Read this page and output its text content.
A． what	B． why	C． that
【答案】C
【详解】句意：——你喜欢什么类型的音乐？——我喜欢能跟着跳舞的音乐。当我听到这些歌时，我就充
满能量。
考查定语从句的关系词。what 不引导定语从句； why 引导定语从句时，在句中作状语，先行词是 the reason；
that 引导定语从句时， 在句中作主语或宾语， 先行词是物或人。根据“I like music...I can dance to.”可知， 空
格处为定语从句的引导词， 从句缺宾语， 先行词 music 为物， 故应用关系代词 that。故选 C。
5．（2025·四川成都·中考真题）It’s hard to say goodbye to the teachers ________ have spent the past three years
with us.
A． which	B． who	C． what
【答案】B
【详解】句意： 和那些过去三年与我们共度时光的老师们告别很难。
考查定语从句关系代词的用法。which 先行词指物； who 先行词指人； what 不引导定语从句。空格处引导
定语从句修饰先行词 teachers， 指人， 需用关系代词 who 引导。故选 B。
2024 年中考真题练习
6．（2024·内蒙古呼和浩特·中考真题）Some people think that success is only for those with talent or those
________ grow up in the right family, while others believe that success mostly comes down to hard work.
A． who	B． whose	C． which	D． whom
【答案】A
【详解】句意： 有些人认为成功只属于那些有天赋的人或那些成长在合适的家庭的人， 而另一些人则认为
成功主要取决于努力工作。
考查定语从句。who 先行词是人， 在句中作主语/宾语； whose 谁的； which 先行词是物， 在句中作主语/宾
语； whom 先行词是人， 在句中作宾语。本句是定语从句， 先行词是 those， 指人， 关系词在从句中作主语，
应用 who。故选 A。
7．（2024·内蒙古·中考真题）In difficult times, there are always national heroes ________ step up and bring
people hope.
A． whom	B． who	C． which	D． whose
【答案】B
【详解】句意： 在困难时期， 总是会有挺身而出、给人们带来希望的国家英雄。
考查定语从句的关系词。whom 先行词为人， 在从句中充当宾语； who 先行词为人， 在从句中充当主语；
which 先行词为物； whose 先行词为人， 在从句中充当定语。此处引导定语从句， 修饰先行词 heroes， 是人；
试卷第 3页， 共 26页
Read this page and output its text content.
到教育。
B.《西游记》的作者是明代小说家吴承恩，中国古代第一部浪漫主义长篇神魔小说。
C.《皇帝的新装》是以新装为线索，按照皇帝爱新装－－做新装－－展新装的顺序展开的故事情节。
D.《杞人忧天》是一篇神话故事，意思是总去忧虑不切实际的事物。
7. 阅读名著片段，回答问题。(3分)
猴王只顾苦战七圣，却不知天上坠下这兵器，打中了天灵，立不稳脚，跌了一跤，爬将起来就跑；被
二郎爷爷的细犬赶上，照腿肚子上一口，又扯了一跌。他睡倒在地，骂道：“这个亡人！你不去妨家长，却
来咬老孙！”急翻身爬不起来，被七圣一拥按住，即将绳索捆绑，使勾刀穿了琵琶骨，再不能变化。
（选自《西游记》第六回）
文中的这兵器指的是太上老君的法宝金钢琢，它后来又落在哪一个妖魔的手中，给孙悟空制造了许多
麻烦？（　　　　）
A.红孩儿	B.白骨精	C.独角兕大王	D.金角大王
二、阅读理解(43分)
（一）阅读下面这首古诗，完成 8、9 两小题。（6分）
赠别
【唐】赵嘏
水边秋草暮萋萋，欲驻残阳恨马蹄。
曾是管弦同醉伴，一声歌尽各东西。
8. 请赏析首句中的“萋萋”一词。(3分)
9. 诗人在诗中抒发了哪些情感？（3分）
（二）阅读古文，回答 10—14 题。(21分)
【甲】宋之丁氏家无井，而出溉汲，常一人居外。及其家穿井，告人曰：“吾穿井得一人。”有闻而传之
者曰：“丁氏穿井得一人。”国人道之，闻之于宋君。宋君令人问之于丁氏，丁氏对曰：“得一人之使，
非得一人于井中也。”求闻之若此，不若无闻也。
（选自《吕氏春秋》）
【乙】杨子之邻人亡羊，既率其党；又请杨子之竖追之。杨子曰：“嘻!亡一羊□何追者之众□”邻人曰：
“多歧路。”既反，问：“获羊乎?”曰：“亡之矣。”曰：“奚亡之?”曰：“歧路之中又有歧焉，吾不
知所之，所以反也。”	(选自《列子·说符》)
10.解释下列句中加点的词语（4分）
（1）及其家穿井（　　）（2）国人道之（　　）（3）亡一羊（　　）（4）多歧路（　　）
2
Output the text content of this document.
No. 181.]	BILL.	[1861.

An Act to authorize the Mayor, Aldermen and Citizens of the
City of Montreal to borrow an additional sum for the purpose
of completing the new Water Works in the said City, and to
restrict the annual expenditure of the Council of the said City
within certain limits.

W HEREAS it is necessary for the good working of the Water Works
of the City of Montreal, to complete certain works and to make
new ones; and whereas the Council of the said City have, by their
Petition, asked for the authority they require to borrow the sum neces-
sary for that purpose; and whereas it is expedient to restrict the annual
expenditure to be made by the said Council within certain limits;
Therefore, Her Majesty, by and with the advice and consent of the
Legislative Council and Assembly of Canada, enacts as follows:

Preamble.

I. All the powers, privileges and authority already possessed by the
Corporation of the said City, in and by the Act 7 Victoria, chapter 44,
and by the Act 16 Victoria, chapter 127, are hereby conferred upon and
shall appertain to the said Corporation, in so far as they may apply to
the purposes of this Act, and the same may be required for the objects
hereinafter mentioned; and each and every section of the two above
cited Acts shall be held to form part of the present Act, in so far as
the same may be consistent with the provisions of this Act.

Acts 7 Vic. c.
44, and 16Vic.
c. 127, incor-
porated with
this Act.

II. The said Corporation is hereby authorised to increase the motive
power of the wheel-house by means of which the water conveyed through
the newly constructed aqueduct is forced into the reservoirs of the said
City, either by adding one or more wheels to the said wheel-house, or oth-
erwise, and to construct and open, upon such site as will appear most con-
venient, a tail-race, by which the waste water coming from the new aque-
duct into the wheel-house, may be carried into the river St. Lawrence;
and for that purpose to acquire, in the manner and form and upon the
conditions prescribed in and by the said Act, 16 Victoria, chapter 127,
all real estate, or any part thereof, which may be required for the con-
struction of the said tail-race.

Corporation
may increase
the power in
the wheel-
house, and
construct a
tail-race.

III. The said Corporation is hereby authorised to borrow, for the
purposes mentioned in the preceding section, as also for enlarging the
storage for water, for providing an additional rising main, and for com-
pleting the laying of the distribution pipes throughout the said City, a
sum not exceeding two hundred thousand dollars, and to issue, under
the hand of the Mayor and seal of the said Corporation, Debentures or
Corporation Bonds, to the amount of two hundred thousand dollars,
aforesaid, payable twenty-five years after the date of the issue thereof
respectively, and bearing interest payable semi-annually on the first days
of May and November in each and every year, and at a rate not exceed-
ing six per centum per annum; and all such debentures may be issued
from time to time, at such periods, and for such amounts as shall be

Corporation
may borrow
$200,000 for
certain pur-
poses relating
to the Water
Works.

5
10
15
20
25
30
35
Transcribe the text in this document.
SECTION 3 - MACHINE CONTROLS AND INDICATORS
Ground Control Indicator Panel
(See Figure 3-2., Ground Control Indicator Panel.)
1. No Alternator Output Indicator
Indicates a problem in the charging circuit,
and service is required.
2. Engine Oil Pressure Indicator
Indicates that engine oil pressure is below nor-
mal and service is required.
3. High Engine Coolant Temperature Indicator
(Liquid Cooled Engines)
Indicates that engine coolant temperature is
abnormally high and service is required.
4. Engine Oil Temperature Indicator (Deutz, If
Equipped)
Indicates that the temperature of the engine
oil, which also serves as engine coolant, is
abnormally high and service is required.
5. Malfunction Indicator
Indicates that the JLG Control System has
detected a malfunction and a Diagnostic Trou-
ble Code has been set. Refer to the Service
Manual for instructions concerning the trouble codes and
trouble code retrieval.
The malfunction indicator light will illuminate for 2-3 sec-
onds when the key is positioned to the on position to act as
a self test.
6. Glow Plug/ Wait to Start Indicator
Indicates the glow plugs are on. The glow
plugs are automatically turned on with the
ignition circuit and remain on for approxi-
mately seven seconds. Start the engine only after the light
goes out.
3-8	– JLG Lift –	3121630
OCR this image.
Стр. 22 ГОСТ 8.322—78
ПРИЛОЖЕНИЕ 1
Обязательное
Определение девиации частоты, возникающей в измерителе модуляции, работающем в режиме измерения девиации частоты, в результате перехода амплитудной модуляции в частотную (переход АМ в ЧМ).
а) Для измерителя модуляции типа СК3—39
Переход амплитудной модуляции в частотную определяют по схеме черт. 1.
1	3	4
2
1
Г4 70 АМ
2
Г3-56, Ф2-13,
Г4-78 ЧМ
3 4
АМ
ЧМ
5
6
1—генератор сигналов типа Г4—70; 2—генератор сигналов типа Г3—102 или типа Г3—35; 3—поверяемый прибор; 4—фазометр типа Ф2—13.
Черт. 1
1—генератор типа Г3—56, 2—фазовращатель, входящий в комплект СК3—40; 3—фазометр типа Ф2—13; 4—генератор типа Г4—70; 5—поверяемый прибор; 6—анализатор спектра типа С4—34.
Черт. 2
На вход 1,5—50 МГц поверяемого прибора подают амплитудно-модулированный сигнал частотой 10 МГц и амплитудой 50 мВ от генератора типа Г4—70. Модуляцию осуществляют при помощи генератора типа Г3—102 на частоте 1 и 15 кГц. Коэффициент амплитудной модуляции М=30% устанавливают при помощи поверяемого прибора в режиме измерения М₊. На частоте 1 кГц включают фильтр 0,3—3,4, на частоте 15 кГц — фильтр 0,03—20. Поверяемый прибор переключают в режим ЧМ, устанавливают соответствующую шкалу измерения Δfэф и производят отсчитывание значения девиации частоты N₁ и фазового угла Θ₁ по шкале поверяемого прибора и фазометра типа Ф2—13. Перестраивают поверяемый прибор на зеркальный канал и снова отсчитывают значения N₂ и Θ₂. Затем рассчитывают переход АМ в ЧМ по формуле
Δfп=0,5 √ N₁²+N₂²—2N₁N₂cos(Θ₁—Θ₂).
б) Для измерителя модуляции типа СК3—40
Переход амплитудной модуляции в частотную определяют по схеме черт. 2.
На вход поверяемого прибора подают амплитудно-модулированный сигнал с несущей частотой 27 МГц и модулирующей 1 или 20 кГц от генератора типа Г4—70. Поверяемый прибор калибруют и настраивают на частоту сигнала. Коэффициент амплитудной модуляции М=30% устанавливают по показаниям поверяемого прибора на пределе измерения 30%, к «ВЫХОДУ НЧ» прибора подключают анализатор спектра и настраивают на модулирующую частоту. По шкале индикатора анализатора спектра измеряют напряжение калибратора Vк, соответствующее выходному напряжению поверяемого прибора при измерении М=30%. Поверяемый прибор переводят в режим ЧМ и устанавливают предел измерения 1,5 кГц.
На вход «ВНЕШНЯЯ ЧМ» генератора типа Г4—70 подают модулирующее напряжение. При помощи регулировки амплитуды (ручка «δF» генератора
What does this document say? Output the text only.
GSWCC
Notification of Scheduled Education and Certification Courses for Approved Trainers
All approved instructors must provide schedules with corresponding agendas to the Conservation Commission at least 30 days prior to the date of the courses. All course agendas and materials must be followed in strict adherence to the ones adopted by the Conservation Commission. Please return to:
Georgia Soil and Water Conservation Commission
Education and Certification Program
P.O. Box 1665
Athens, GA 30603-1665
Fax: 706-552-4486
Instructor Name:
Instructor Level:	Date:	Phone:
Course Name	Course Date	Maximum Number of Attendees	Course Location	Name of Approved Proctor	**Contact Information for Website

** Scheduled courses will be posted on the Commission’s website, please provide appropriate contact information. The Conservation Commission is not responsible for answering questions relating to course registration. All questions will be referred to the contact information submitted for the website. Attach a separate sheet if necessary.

-*-*-

WHAT THE EXERCISE ASKS. From the listing above, pick out each line where the word "also" appears.

RESPONSE FOR THIS EXERCISE.
purposes mentioned in the preceding section, as also for enlarging the
oil, which also serves as engine coolant, is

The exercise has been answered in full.